» **Problem to work on**: Look for "sector" in each line of the entries, and return the matching lines.

» **Listing**:
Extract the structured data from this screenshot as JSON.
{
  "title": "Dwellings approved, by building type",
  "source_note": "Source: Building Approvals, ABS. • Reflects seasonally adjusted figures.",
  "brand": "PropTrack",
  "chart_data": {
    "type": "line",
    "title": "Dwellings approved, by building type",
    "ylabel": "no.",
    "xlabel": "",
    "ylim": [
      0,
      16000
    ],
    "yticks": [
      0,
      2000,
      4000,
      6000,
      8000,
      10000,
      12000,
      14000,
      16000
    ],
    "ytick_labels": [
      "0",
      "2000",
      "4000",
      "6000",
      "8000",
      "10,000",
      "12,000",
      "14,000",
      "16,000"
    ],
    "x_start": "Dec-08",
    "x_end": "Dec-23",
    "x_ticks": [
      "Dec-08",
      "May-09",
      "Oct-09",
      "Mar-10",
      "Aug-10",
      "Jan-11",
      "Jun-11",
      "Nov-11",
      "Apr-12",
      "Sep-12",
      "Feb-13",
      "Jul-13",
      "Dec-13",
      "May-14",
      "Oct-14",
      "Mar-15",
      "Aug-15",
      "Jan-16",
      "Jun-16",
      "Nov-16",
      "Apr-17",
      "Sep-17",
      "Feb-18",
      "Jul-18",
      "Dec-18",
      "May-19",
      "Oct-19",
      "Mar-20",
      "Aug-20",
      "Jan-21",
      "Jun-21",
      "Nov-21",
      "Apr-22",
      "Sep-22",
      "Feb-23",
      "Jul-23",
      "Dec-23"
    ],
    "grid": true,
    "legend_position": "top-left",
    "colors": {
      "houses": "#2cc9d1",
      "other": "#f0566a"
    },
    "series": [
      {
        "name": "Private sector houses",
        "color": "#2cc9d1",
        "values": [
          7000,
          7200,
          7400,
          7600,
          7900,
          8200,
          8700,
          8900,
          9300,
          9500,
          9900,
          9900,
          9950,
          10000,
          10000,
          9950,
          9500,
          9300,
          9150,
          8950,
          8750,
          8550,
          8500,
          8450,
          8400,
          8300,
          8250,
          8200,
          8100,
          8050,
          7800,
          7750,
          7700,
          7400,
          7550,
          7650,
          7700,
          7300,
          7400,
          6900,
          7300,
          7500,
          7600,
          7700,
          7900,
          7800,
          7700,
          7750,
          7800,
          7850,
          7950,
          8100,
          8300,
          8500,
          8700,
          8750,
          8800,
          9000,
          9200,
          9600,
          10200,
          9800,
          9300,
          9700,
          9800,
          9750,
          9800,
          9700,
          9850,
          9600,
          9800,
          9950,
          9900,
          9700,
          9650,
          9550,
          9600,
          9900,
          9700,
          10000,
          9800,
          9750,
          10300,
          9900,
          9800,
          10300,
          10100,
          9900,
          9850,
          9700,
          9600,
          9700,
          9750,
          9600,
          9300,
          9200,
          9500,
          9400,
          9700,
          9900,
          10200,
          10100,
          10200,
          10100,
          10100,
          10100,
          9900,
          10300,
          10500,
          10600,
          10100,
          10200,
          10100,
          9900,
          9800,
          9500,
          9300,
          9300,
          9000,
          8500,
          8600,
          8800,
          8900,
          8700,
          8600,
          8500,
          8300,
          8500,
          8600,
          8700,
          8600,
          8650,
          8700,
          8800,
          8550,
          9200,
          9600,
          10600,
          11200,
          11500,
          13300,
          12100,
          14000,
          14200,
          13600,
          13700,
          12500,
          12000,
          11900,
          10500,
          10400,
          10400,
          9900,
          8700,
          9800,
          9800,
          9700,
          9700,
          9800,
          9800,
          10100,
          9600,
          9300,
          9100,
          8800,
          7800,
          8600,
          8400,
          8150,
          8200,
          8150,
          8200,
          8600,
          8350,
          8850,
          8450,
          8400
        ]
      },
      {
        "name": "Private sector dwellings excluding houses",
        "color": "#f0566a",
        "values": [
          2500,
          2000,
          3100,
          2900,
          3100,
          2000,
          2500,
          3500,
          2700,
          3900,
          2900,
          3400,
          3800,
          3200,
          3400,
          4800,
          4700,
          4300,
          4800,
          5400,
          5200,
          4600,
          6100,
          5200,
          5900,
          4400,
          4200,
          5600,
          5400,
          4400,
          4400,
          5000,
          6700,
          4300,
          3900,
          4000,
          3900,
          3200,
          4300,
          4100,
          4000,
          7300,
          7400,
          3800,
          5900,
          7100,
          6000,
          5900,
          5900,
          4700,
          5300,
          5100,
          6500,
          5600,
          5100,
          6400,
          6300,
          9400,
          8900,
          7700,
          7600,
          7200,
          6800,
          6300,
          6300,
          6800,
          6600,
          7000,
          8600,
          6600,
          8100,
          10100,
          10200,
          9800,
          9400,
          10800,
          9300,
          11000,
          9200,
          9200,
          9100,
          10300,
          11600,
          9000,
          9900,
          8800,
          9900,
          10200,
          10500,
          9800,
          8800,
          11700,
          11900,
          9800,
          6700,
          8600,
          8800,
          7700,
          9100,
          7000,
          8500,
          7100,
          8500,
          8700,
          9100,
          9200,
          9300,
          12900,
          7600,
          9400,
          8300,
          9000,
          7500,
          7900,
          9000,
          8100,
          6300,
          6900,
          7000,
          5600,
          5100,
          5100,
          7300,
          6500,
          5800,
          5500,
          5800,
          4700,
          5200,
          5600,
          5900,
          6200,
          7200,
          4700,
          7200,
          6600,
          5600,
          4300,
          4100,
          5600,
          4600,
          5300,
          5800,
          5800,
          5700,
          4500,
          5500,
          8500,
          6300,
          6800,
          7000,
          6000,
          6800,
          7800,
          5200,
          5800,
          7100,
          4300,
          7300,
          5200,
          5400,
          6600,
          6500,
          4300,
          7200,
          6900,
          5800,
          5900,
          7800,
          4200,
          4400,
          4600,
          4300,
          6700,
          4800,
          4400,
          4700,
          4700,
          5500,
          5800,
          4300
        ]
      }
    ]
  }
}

» **Exercise output**:
        "name": "Private sector houses",
        "name": "Private sector dwellings excluding houses",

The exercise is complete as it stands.